>> START TASK INPUTS

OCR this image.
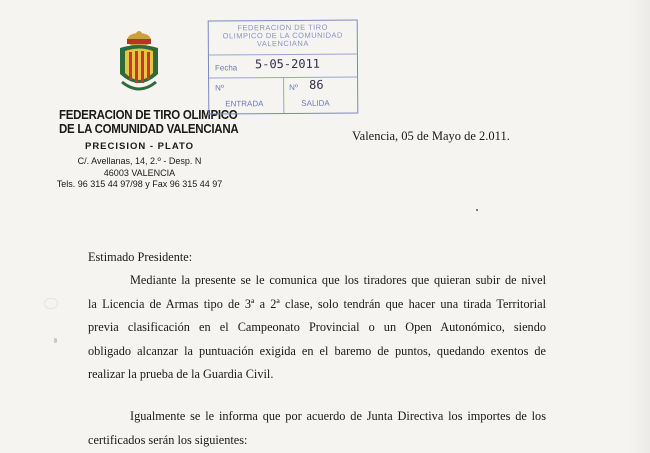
FEDERACION DE TIRO OLIMPICO
DE LA COMUNIDAD VALENCIANA
PRECISION - PLATO
C/. Avellanas, 14, 2.º - Desp. N
46003 VALENCIA
Tels. 96 315 44 97/98 y Fax 96 315 44 97
FEDERACION DE TIRO
OLIMPICO DE LA COMUNIDAD
VALENCIANA
Fecha 5-05-2011
Nº	Nº 86
ENTRADA	SALIDA
Valencia, 05 de Mayo de 2.011.
Estimado Presidente:
Mediante la presente se le comunica que los tiradores que quieran subir de nivel
la Licencia de Armas tipo de 3ª a 2ª clase, solo tendrán que hacer una tirada Territorial
previa clasificación en el Campeonato Provincial o un Open Autonómico, siendo
obligado alcanzar la puntuación exigida en el baremo de puntos, quedando exentos de
realizar la prueba de la Guardia Civil.
Igualmente se le informa que por acuerdo de Junta Directiva los importes de los
certificados serán los siguientes:
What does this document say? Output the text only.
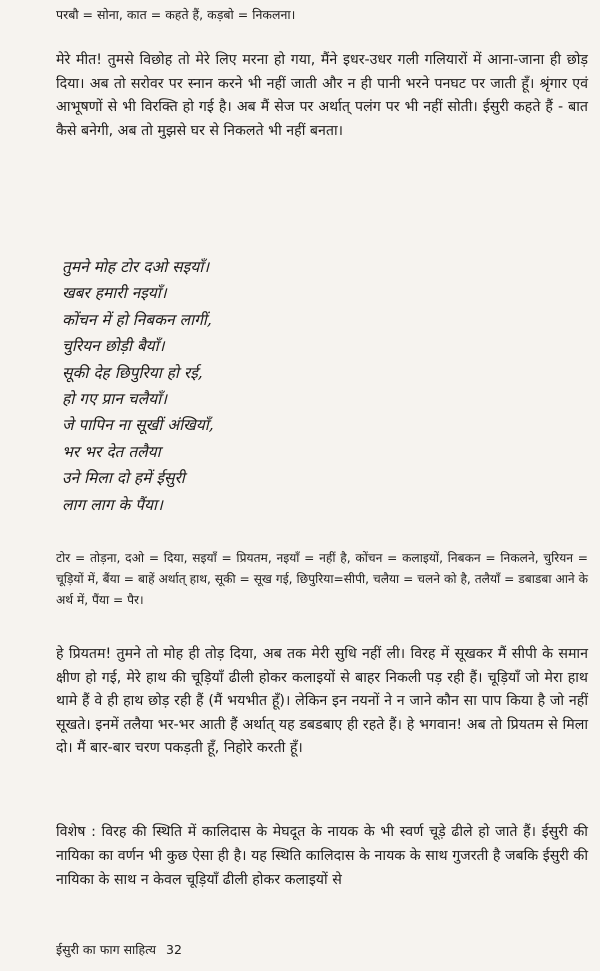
परबौ = सोना, कात = कहते हैं, कड़बो = निकलना।
मेरे मीत! तुमसे विछोह तो मेरे लिए मरना हो गया, मैंने इधर-उधर गली गलियारों में आना-जाना ही छोड़ दिया। अब तो सरोवर पर स्नान करने भी नहीं जाती और न ही पानी भरने पनघट पर जाती हूँ। श्रृंगार एवं आभूषणों से भी विरक्ति हो गई है। अब मैं सेज पर अर्थात् पलंग पर भी नहीं सोती। ईसुरी कहते हैं - बात कैसे बनेगी, अब तो मुझसे घर से निकलते भी नहीं बनता।
तुमने मोह टोर दओ सइयाँ।
खबर हमारी नइयाँ।
कोंचन में हो निबकन लागीं,
चुरियन छोड़ी बैयाँ।
सूकी देह छिपुरिया हो रई,
हो गए प्रान चलैयाँ।
जे पापिन ना सूखीं अंखियाँ,
भर भर देत तलैया
उने मिला दो हमें ईसुरी
लाग लाग के पैंया।
टोर = तोड़ना, दओ = दिया, सइयाँ = प्रियतम, नइयाँ = नहीं है, कोंचन = कलाइयों, निबकन = निकलने, चुरियन = चूड़ियों में, बैंया = बाहें अर्थात् हाथ, सूकी = सूख गई, छिपुरिया=सीपी, चलैया = चलने को है, तलैयाँ = डबाडबा आने के अर्थ में, पैंया = पैर।
हे प्रियतम! तुमने तो मोह ही तोड़ दिया, अब तक मेरी सुधि नहीं ली। विरह में सूखकर मैं सीपी के समान क्षीण हो गई, मेरे हाथ की चूड़ियाँ ढीली होकर कलाइयों से बाहर निकली पड़ रही हैं। चूड़ियाँ जो मेरा हाथ थामे हैं वे ही हाथ छोड़ रही हैं (मैं भयभीत हूँ)। लेकिन इन नयनों ने न जाने कौन सा पाप किया है जो नहीं सूखते। इनमें तलैया भर-भर आती हैं अर्थात् यह डबडबाए ही रहते हैं। हे भगवान! अब तो प्रियतम से मिला दो। मैं बार-बार चरण पकड़ती हूँ, निहोरे करती हूँ।
विशेष : विरह की स्थिति में कालिदास के मेघदूत के नायक के भी स्वर्ण चूड़े ढीले हो जाते हैं। ईसुरी की नायिका का वर्णन भी कुछ ऐसा ही है। यह स्थिति कालिदास के नायक के साथ गुजरती है जबकि ईसुरी की नायिका के साथ न केवल चूड़ियाँ ढीली होकर कलाइयों से
ईसुरी का फाग साहित्य 32
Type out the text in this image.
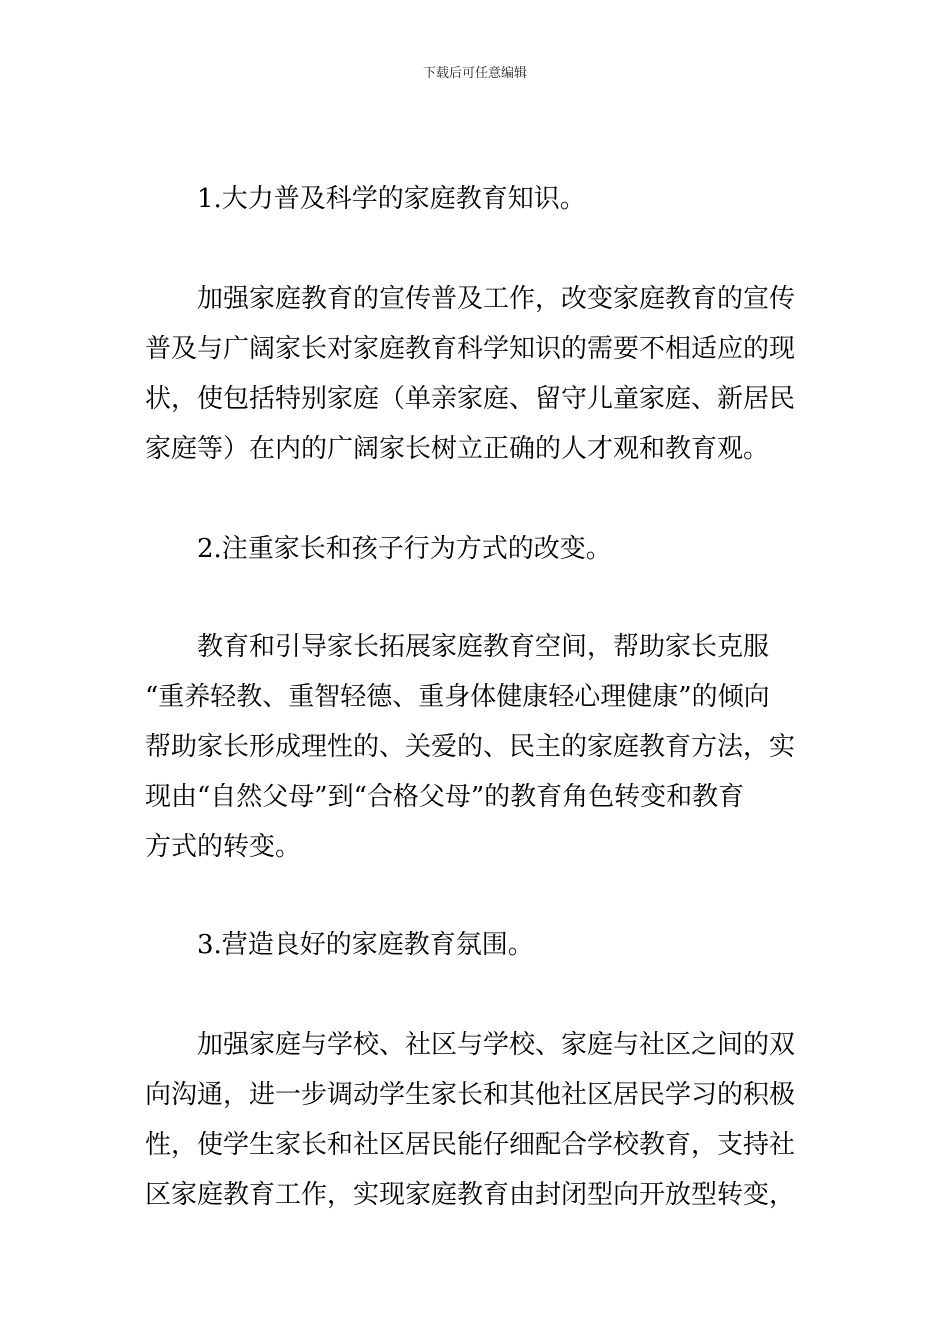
下载后可任意编辑
1.大力普及科学的家庭教育知识。
加强家庭教育的宣传普及工作，改变家庭教育的宣传
普及与广阔家长对家庭教育科学知识的需要不相适应的现
状，使包括特别家庭（单亲家庭、留守儿童家庭、新居民
家庭等）在内的广阔家长树立正确的人才观和教育观。
2.注重家长和孩子行为方式的改变。
教育和引导家长拓展家庭教育空间，帮助家长克服
“重养轻教、重智轻德、重身体健康轻心理健康”的倾向
帮助家长形成理性的、关爱的、民主的家庭教育方法，实
现由“自然父母”到“合格父母”的教育角色转变和教育
方式的转变。
3.营造良好的家庭教育氛围。
加强家庭与学校、社区与学校、家庭与社区之间的双
向沟通，进一步调动学生家长和其他社区居民学习的积极
性，使学生家长和社区居民能仔细配合学校教育，支持社
区家庭教育工作，实现家庭教育由封闭型向开放型转变，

>> END TASK INPUTS

Search the listing for the string "COMUNIDAD". Copy each line where it turns up.

● **RESULT FOR THIS TASK**
DE LA COMUNIDAD VALENCIANA
OLIMPICO DE LA COMUNIDAD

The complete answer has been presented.